» **What this task involves**:
If a line in the material below has the word "TLVs", copy it.
--- Input records Enclosed Below ---
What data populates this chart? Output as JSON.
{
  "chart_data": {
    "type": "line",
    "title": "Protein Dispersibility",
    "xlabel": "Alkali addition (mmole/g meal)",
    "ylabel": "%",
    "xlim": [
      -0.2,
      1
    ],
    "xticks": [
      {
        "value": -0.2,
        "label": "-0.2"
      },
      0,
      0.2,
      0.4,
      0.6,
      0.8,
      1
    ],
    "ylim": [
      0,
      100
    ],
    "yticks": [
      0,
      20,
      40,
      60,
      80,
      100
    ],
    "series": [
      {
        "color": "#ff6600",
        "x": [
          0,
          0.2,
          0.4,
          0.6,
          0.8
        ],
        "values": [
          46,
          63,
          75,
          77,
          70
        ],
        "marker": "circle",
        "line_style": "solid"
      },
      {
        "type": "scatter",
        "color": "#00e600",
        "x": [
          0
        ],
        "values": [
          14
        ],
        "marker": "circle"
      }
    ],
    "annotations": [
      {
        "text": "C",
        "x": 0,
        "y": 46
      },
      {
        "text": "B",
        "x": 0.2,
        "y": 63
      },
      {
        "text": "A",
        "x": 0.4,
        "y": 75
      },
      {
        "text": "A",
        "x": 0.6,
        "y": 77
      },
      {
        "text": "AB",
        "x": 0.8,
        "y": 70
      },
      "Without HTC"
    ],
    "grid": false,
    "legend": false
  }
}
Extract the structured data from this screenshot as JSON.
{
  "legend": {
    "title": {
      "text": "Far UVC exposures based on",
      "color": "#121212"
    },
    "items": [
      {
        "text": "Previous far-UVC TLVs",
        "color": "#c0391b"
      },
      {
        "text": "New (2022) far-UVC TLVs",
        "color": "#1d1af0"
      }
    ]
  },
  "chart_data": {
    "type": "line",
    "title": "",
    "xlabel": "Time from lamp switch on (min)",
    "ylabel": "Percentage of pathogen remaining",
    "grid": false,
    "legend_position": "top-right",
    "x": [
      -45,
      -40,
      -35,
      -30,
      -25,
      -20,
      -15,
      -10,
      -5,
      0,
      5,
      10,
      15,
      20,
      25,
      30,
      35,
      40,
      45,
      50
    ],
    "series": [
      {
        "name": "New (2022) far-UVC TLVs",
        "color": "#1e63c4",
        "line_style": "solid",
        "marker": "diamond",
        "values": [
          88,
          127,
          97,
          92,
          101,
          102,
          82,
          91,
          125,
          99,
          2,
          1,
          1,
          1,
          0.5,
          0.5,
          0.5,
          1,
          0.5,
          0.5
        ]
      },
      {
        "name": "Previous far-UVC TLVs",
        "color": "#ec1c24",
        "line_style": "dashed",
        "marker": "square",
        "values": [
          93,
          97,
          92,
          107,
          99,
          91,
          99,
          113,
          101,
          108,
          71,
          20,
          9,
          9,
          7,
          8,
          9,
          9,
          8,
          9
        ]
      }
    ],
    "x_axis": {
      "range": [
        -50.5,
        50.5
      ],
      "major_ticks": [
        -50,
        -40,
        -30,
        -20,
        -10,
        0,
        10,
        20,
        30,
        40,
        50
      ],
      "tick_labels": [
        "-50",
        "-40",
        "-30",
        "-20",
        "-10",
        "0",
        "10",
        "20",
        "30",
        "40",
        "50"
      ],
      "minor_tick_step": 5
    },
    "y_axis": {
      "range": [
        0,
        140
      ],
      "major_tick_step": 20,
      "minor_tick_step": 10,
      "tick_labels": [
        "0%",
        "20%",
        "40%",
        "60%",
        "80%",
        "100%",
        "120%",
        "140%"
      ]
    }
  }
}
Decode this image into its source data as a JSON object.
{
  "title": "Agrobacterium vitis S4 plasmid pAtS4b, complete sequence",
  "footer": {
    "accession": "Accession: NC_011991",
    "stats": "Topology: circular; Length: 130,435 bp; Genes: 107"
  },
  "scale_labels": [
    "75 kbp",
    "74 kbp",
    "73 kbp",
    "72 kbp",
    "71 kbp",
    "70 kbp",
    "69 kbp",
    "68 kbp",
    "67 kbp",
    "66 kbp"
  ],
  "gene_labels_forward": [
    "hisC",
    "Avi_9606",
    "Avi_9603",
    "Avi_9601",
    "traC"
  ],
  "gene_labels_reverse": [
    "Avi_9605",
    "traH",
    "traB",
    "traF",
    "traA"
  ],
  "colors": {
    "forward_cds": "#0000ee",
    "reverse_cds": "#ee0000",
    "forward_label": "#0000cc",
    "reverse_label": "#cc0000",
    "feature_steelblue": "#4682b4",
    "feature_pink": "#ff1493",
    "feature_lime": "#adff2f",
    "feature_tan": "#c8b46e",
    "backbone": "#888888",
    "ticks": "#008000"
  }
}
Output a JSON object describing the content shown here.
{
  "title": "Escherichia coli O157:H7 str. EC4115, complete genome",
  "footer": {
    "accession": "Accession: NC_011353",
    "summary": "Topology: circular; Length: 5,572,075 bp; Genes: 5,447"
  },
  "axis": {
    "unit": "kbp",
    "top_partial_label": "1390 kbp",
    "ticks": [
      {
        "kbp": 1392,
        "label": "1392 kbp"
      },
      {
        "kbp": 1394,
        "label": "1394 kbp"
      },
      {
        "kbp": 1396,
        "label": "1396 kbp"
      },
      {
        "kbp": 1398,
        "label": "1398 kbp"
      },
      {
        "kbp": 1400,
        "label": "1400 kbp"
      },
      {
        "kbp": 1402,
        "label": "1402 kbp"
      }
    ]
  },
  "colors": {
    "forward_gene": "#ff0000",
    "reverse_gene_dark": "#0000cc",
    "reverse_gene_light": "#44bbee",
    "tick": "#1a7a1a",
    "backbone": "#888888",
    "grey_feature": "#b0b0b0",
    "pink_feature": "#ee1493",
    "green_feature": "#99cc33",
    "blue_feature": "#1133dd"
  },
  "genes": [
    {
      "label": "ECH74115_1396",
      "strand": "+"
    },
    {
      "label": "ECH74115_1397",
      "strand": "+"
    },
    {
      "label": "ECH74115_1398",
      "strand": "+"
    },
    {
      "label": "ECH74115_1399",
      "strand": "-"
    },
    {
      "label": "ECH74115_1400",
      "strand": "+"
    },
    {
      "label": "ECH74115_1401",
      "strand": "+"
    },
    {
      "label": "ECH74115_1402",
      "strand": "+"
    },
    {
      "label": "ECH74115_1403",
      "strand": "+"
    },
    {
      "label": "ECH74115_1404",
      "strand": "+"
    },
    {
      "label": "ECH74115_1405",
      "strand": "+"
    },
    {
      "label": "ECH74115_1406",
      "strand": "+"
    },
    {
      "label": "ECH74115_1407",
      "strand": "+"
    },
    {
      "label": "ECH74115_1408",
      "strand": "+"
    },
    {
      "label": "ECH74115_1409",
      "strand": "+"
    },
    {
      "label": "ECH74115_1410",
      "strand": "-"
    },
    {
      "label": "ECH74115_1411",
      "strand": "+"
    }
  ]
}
--- End of Enclosed Input records ---
» **Expected answer**:
        "text": "Previous far-UVC TLVs",
        "text": "New (2022) far-UVC TLVs",
        "name": "New (2022) far-UVC TLVs",
        "name": "Previous far-UVC TLVs",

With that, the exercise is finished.